WHAT TO WORK ON:
In the records below, find each line with the word "يقرأ" and copy it.

DATA SUPPLIED:
--

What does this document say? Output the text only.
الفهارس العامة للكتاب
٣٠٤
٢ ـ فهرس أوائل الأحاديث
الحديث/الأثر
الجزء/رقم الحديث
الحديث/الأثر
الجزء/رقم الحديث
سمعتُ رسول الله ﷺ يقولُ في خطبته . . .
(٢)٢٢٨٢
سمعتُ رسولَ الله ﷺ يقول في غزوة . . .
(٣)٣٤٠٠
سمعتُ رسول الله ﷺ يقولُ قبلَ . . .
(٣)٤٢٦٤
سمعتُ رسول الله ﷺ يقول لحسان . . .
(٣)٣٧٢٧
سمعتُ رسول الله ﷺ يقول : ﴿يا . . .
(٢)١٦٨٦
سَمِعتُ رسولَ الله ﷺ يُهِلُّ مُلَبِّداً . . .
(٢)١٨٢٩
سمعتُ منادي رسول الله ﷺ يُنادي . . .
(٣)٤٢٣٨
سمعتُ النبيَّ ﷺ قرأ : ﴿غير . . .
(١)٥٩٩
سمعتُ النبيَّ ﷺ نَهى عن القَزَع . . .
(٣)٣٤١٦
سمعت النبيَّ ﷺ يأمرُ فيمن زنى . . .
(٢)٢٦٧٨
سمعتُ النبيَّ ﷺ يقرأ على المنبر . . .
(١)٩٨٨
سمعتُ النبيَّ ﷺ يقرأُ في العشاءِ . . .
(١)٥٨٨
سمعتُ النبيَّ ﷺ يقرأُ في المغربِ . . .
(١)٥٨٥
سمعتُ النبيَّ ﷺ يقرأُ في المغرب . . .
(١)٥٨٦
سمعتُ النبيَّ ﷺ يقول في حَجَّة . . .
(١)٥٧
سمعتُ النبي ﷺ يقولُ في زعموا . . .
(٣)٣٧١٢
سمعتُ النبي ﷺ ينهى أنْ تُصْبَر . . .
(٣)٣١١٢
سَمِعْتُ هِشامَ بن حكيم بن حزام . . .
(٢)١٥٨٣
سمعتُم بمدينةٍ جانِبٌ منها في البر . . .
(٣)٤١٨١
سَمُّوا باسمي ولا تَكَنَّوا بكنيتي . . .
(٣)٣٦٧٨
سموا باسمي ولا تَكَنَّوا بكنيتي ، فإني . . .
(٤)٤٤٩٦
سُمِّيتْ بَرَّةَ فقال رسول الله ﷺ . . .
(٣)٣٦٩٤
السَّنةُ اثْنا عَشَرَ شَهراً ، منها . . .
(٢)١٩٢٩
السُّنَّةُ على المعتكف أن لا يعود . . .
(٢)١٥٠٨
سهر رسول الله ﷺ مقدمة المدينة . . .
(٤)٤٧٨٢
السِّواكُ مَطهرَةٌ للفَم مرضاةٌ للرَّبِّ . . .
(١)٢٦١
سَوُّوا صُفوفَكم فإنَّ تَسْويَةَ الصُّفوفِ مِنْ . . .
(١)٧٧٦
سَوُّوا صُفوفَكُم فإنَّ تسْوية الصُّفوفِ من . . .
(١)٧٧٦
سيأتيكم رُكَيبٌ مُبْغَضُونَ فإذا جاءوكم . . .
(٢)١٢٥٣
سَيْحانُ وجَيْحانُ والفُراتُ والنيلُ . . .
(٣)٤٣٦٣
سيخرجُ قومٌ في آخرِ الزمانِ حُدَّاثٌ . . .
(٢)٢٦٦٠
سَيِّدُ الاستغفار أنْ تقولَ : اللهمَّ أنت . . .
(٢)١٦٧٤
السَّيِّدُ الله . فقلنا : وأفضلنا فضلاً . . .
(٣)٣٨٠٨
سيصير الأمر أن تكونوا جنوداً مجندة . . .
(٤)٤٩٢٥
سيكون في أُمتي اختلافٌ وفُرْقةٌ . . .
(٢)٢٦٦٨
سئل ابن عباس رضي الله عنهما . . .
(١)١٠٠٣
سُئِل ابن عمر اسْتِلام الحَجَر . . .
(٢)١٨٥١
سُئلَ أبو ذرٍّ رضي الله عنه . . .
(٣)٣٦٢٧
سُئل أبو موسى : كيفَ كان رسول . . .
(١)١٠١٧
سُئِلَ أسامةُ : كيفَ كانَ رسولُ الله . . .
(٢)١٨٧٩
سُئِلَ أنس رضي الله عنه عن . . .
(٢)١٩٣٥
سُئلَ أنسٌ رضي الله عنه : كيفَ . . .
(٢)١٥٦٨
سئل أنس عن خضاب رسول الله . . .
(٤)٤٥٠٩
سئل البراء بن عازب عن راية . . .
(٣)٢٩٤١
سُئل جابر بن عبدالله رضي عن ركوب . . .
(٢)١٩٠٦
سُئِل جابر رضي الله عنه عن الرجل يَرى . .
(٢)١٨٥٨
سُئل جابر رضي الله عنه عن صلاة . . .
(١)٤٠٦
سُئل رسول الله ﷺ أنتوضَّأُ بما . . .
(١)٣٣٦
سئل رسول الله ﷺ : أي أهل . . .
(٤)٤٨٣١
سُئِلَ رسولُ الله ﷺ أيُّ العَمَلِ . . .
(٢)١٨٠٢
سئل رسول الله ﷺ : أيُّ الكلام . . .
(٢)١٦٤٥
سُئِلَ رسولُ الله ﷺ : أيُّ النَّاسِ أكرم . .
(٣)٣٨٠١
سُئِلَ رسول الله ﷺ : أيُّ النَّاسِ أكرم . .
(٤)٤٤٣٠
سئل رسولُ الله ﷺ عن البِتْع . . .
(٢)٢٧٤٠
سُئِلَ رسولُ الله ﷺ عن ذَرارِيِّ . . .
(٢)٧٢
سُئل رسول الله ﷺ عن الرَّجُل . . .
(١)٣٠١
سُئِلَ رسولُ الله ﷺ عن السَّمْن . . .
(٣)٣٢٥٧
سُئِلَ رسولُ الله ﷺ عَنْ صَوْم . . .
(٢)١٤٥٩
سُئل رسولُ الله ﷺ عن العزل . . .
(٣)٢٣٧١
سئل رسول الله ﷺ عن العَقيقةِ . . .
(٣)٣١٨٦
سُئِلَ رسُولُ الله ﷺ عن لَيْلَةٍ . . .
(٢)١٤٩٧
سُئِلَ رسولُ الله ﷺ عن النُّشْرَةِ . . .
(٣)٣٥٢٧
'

--

FULL RESPONSE:
سمعتُ النبيَّ ﷺ يقرأ على المنبر . . .
سمعتُ النبيَّ ﷺ يقرأُ في العشاءِ . . .
سمعتُ النبيَّ ﷺ يقرأُ في المغربِ . . .
سمعتُ النبيَّ ﷺ يقرأُ في المغرب . . .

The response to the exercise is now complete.